Reproduce each line from the records that holds "Safety".

--- start Extracted material ---

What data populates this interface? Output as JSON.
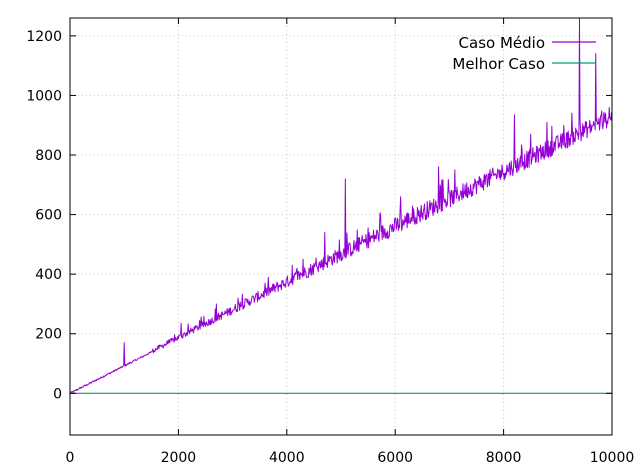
{
  "chart_data": {
    "type": "line",
    "title": "",
    "xlabel": "",
    "ylabel": "",
    "xlim": [
      0,
      10000
    ],
    "ylim": [
      -140,
      1260
    ],
    "x_ticks": [
      0,
      2000,
      4000,
      6000,
      8000,
      10000
    ],
    "y_ticks": [
      0,
      200,
      400,
      600,
      800,
      1000,
      1200
    ],
    "grid": true,
    "legend_position": "top-right",
    "series": [
      {
        "name": "Caso Médio",
        "color": "#9400d3",
        "trend_slope": 0.092,
        "spikes": [
          {
            "x": 700,
            "y": 65
          },
          {
            "x": 1000,
            "y": 170
          },
          {
            "x": 2050,
            "y": 235
          },
          {
            "x": 2700,
            "y": 300
          },
          {
            "x": 3100,
            "y": 320
          },
          {
            "x": 3600,
            "y": 370
          },
          {
            "x": 4100,
            "y": 430
          },
          {
            "x": 4300,
            "y": 450
          },
          {
            "x": 4700,
            "y": 540
          },
          {
            "x": 5080,
            "y": 720
          },
          {
            "x": 6100,
            "y": 660
          },
          {
            "x": 6800,
            "y": 760
          },
          {
            "x": 7100,
            "y": 750
          },
          {
            "x": 8200,
            "y": 935
          },
          {
            "x": 8500,
            "y": 870
          },
          {
            "x": 8800,
            "y": 910
          },
          {
            "x": 9400,
            "y": 1260
          },
          {
            "x": 9700,
            "y": 1140
          },
          {
            "x": 9950,
            "y": 960
          }
        ]
      },
      {
        "name": "Melhor Caso",
        "color": "#009e73",
        "x": [
          0,
          10000
        ],
        "y": [
          0,
          0
        ]
      }
    ]
  }
}
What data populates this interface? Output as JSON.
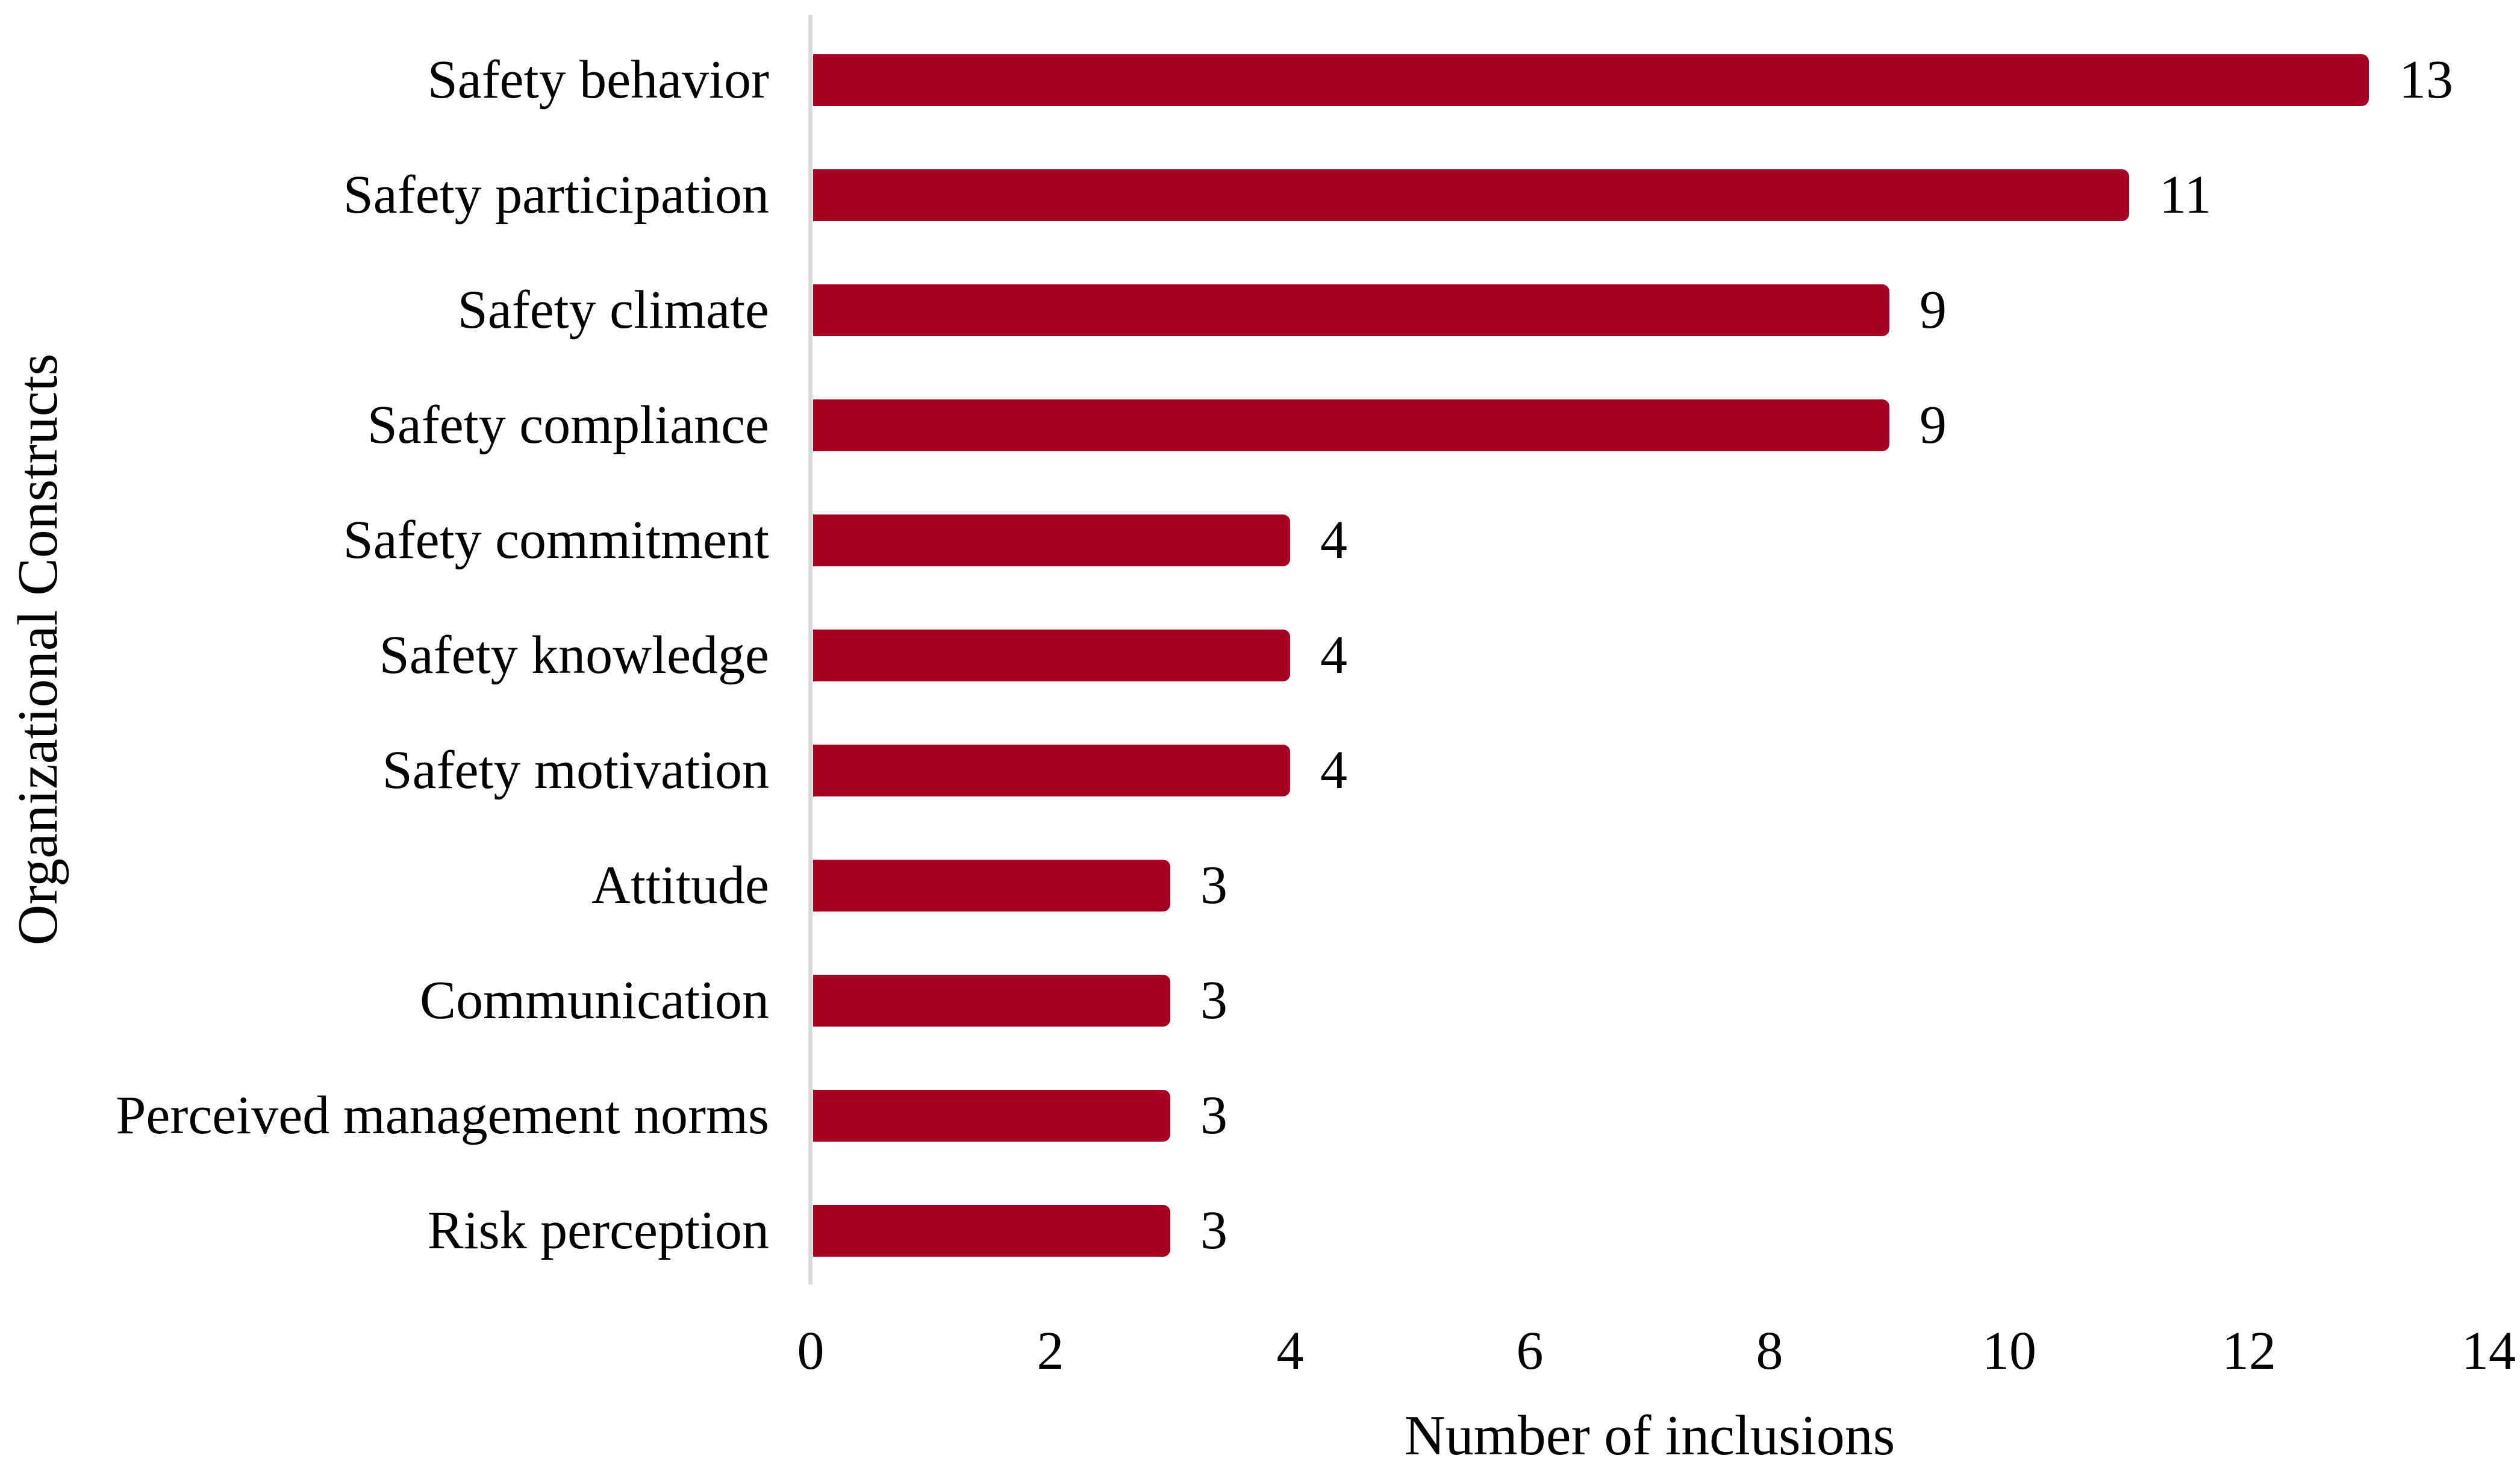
{
  "chart_data": {
    "type": "bar",
    "orientation": "horizontal",
    "title": "",
    "xlabel": "Number of inclusions",
    "ylabel": "Organizational Constructs",
    "categories": [
      "Safety behavior",
      "Safety participation",
      "Safety climate",
      "Safety compliance",
      "Safety commitment",
      "Safety knowledge",
      "Safety motivation",
      "Attitude",
      "Communication",
      "Perceived management norms",
      "Risk perception"
    ],
    "values": [
      13,
      11,
      9,
      9,
      4,
      4,
      4,
      3,
      3,
      3,
      3
    ],
    "xticks": [
      0,
      2,
      4,
      6,
      8,
      10,
      12,
      14
    ],
    "xlim": [
      0,
      14
    ],
    "grid": false,
    "legend": null,
    "data_labels_shown": true,
    "colors": {
      "bar": "#A50023",
      "axis_line": "#D9D9D9",
      "text": "#000000",
      "background": "#FFFFFF"
    }
  }
}
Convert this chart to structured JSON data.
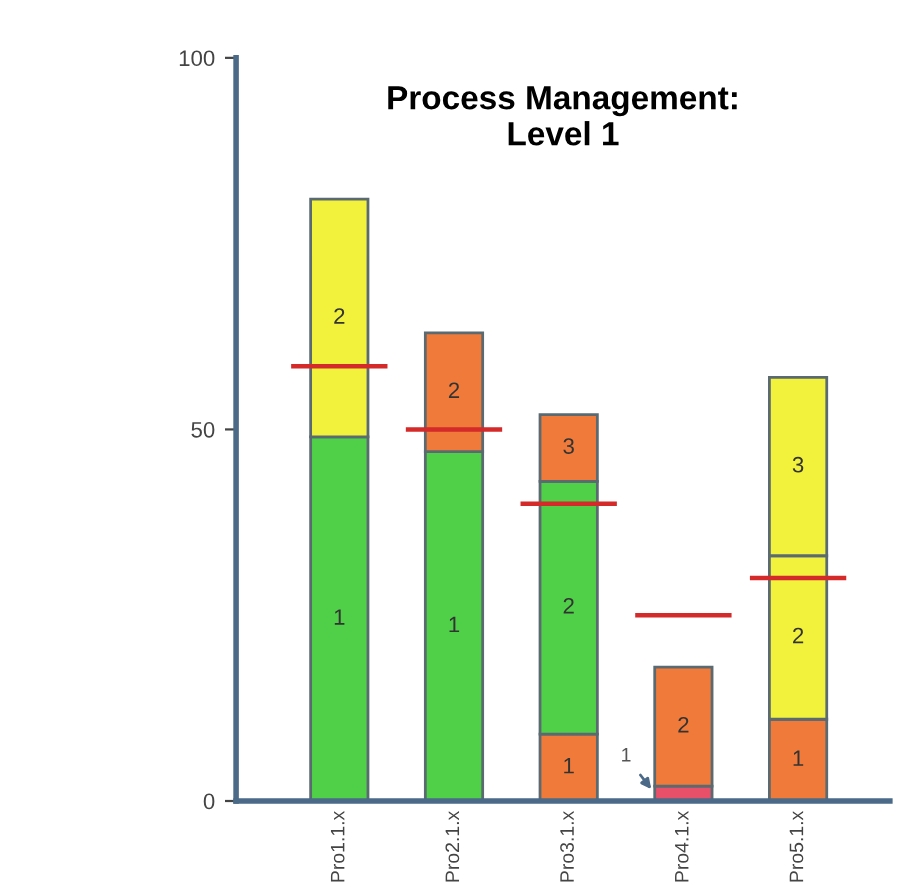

--- end Extracted material ---

#### Response
      "Safety behavior",
      "Safety participation",
      "Safety climate",
      "Safety compliance",
      "Safety commitment",
      "Safety knowledge",
      "Safety motivation",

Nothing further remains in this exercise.